» Request: What follows is a set of records, each of which is to be written out exactly.

Data entries:
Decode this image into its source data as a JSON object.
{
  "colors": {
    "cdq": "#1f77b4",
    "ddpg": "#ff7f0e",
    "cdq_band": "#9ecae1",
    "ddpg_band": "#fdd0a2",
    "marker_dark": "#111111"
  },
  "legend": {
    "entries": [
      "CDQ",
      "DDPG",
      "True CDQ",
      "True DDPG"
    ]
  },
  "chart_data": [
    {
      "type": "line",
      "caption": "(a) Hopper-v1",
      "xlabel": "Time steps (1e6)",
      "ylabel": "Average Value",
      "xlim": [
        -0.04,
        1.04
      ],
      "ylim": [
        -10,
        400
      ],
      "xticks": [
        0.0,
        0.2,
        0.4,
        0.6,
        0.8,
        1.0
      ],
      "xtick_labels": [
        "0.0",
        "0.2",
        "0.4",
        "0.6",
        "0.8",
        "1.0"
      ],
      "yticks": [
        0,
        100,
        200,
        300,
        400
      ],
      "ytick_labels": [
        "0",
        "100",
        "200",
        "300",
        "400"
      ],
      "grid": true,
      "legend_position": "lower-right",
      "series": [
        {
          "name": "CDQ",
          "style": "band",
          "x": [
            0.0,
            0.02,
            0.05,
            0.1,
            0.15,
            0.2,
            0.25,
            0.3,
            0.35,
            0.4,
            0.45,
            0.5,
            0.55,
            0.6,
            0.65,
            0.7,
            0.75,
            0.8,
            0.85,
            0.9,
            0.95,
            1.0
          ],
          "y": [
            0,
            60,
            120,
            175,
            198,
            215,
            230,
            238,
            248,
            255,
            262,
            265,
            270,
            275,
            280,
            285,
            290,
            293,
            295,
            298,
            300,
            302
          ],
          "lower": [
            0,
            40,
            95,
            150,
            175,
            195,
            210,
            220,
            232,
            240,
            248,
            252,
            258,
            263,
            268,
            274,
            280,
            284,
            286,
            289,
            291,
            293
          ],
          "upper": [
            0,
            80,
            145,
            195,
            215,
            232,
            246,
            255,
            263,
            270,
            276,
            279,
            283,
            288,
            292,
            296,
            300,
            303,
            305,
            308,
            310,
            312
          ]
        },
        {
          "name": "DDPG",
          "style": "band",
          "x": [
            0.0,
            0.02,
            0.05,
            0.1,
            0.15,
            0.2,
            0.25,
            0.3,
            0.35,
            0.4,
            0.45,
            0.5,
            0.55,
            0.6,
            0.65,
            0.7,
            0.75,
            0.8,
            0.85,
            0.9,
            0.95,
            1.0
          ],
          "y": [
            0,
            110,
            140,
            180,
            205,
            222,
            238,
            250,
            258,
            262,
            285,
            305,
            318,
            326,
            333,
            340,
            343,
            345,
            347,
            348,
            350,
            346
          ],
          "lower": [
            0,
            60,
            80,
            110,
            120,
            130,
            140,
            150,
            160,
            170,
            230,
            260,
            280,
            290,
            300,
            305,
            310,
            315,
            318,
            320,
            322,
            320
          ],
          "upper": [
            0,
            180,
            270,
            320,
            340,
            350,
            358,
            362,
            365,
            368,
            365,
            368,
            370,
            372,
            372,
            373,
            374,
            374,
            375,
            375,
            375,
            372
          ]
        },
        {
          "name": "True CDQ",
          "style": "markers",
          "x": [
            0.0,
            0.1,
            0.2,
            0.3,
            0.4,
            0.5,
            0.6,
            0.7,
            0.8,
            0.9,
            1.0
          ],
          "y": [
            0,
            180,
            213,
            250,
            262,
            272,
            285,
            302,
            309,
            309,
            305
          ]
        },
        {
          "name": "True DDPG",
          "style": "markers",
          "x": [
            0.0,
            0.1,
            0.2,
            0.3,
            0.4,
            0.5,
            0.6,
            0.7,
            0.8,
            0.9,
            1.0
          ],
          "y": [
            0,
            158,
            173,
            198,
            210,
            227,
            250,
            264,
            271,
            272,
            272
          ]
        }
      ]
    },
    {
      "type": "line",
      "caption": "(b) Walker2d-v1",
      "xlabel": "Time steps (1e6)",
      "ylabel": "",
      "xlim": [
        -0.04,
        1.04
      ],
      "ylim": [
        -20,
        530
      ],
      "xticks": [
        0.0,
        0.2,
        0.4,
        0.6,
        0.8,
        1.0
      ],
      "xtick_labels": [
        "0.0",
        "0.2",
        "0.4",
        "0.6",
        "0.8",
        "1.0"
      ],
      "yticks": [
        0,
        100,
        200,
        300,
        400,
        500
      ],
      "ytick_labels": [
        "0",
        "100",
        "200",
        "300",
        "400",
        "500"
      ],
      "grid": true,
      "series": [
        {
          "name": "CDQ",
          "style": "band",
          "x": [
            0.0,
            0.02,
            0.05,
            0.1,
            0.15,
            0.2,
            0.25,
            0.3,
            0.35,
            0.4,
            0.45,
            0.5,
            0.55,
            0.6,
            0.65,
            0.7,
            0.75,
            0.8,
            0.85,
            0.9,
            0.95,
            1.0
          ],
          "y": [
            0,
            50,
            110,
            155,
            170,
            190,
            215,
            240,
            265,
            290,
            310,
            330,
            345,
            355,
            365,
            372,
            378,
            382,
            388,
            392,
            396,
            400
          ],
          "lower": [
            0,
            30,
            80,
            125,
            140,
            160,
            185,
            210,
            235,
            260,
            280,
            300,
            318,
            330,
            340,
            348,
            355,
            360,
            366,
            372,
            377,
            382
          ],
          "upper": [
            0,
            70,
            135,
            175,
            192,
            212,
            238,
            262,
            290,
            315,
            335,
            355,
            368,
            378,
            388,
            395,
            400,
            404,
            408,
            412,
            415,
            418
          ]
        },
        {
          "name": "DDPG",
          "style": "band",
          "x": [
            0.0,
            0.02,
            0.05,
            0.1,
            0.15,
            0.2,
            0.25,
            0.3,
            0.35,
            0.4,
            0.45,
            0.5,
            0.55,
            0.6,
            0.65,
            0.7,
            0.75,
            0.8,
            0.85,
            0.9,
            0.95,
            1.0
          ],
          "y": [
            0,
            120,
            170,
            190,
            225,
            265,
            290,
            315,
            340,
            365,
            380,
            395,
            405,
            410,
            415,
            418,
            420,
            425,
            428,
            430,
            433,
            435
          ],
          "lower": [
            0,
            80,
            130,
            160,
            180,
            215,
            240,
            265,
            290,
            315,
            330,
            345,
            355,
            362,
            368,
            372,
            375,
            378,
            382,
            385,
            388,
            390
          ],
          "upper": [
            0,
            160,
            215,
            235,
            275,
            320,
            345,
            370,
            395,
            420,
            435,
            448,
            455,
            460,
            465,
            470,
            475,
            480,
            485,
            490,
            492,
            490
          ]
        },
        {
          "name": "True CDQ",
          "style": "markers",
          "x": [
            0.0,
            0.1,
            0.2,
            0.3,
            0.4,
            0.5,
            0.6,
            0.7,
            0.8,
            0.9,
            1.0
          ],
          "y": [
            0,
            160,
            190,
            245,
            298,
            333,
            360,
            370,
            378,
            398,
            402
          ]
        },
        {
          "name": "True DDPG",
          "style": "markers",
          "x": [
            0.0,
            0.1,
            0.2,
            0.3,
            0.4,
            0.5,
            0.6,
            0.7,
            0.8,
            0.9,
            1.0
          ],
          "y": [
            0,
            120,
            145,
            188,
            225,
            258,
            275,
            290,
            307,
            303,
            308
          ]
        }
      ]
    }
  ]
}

» Solution to the exercise:
Decode this image into its source data as a JSON object.
{
  "colors": {
    "cdq": "#1f77b4",
    "ddpg": "#ff7f0e",
    "cdq_band": "#9ecae1",
    "ddpg_band": "#fdd0a2",
    "marker_dark": "#111111"
  },
  "legend": {
    "entries": [
      "CDQ",
      "DDPG",
      "True CDQ",
      "True DDPG"
    ]
  },
  "chart_data": [
    {
      "type": "line",
      "caption": "(a) Hopper-v1",
      "xlabel": "Time steps (1e6)",
      "ylabel": "Average Value",
      "xlim": [
        -0.04,
        1.04
      ],
      "ylim": [
        -10,
        400
      ],
      "xticks": [
        0.0,
        0.2,
        0.4,
        0.6,
        0.8,
        1.0
      ],
      "xtick_labels": [
        "0.0",
        "0.2",
        "0.4",
        "0.6",
        "0.8",
        "1.0"
      ],
      "yticks": [
        0,
        100,
        200,
        300,
        400
      ],
      "ytick_labels": [
        "0",
        "100",
        "200",
        "300",
        "400"
      ],
      "grid": true,
      "legend_position": "lower-right",
      "series": [
        {
          "name": "CDQ",
          "style": "band",
          "x": [
            0.0,
            0.02,
            0.05,
            0.1,
            0.15,
            0.2,
            0.25,
            0.3,
            0.35,
            0.4,
            0.45,
            0.5,
            0.55,
            0.6,
            0.65,
            0.7,
            0.75,
            0.8,
            0.85,
            0.9,
            0.95,
            1.0
          ],
          "y": [
            0,
            60,
            120,
            175,
            198,
            215,
            230,
            238,
            248,
            255,
            262,
            265,
            270,
            275,
            280,
            285,
            290,
            293,
            295,
            298,
            300,
            302
          ],
          "lower": [
            0,
            40,
            95,
            150,
            175,
            195,
            210,
            220,
            232,
            240,
            248,
            252,
            258,
            263,
            268,
            274,
            280,
            284,
            286,
            289,
            291,
            293
          ],
          "upper": [
            0,
            80,
            145,
            195,
            215,
            232,
            246,
            255,
            263,
            270,
            276,
            279,
            283,
            288,
            292,
            296,
            300,
            303,
            305,
            308,
            310,
            312
          ]
        },
        {
          "name": "DDPG",
          "style": "band",
          "x": [
            0.0,
            0.02,
            0.05,
            0.1,
            0.15,
            0.2,
            0.25,
            0.3,
            0.35,
            0.4,
            0.45,
            0.5,
            0.55,
            0.6,
            0.65,
            0.7,
            0.75,
            0.8,
            0.85,
            0.9,
            0.95,
            1.0
          ],
          "y": [
            0,
            110,
            140,
            180,
            205,
            222,
            238,
            250,
            258,
            262,
            285,
            305,
            318,
            326,
            333,
            340,
            343,
            345,
            347,
            348,
            350,
            346
          ],
          "lower": [
            0,
            60,
            80,
            110,
            120,
            130,
            140,
            150,
            160,
            170,
            230,
            260,
            280,
            290,
            300,
            305,
            310,
            315,
            318,
            320,
            322,
            320
          ],
          "upper": [
            0,
            180,
            270,
            320,
            340,
            350,
            358,
            362,
            365,
            368,
            365,
            368,
            370,
            372,
            372,
            373,
            374,
            374,
            375,
            375,
            375,
            372
          ]
        },
        {
          "name": "True CDQ",
          "style": "markers",
          "x": [
            0.0,
            0.1,
            0.2,
            0.3,
            0.4,
            0.5,
            0.6,
            0.7,
            0.8,
            0.9,
            1.0
          ],
          "y": [
            0,
            180,
            213,
            250,
            262,
            272,
            285,
            302,
            309,
            309,
            305
          ]
        },
        {
          "name": "True DDPG",
          "style": "markers",
          "x": [
            0.0,
            0.1,
            0.2,
            0.3,
            0.4,
            0.5,
            0.6,
            0.7,
            0.8,
            0.9,
            1.0
          ],
          "y": [
            0,
            158,
            173,
            198,
            210,
            227,
            250,
            264,
            271,
            272,
            272
          ]
        }
      ]
    },
    {
      "type": "line",
      "caption": "(b) Walker2d-v1",
      "xlabel": "Time steps (1e6)",
      "ylabel": "",
      "xlim": [
        -0.04,
        1.04
      ],
      "ylim": [
        -20,
        530
      ],
      "xticks": [
        0.0,
        0.2,
        0.4,
        0.6,
        0.8,
        1.0
      ],
      "xtick_labels": [
        "0.0",
        "0.2",
        "0.4",
        "0.6",
        "0.8",
        "1.0"
      ],
      "yticks": [
        0,
        100,
        200,
        300,
        400,
        500
      ],
      "ytick_labels": [
        "0",
        "100",
        "200",
        "300",
        "400",
        "500"
      ],
      "grid": true,
      "series": [
        {
          "name": "CDQ",
          "style": "band",
          "x": [
            0.0,
            0.02,
            0.05,
            0.1,
            0.15,
            0.2,
            0.25,
            0.3,
            0.35,
            0.4,
            0.45,
            0.5,
            0.55,
            0.6,
            0.65,
            0.7,
            0.75,
            0.8,
            0.85,
            0.9,
            0.95,
            1.0
          ],
          "y": [
            0,
            50,
            110,
            155,
            170,
            190,
            215,
            240,
            265,
            290,
            310,
            330,
            345,
            355,
            365,
            372,
            378,
            382,
            388,
            392,
            396,
            400
          ],
          "lower": [
            0,
            30,
            80,
            125,
            140,
            160,
            185,
            210,
            235,
            260,
            280,
            300,
            318,
            330,
            340,
            348,
            355,
            360,
            366,
            372,
            377,
            382
          ],
          "upper": [
            0,
            70,
            135,
            175,
            192,
            212,
            238,
            262,
            290,
            315,
            335,
            355,
            368,
            378,
            388,
            395,
            400,
            404,
            408,
            412,
            415,
            418
          ]
        },
        {
          "name": "DDPG",
          "style": "band",
          "x": [
            0.0,
            0.02,
            0.05,
            0.1,
            0.15,
            0.2,
            0.25,
            0.3,
            0.35,
            0.4,
            0.45,
            0.5,
            0.55,
            0.6,
            0.65,
            0.7,
            0.75,
            0.8,
            0.85,
            0.9,
            0.95,
            1.0
          ],
          "y": [
            0,
            120,
            170,
            190,
            225,
            265,
            290,
            315,
            340,
            365,
            380,
            395,
            405,
            410,
            415,
            418,
            420,
            425,
            428,
            430,
            433,
            435
          ],
          "lower": [
            0,
            80,
            130,
            160,
            180,
            215,
            240,
            265,
            290,
            315,
            330,
            345,
            355,
            362,
            368,
            372,
            375,
            378,
            382,
            385,
            388,
            390
          ],
          "upper": [
            0,
            160,
            215,
            235,
            275,
            320,
            345,
            370,
            395,
            420,
            435,
            448,
            455,
            460,
            465,
            470,
            475,
            480,
            485,
            490,
            492,
            490
          ]
        },
        {
          "name": "True CDQ",
          "style": "markers",
          "x": [
            0.0,
            0.1,
            0.2,
            0.3,
            0.4,
            0.5,
            0.6,
            0.7,
            0.8,
            0.9,
            1.0
          ],
          "y": [
            0,
            160,
            190,
            245,
            298,
            333,
            360,
            370,
            378,
            398,
            402
          ]
        },
        {
          "name": "True DDPG",
          "style": "markers",
          "x": [
            0.0,
            0.1,
            0.2,
            0.3,
            0.4,
            0.5,
            0.6,
            0.7,
            0.8,
            0.9,
            1.0
          ],
          "y": [
            0,
            120,
            145,
            188,
            225,
            258,
            275,
            290,
            307,
            303,
            308
          ]
        }
      ]
    }
  ]
}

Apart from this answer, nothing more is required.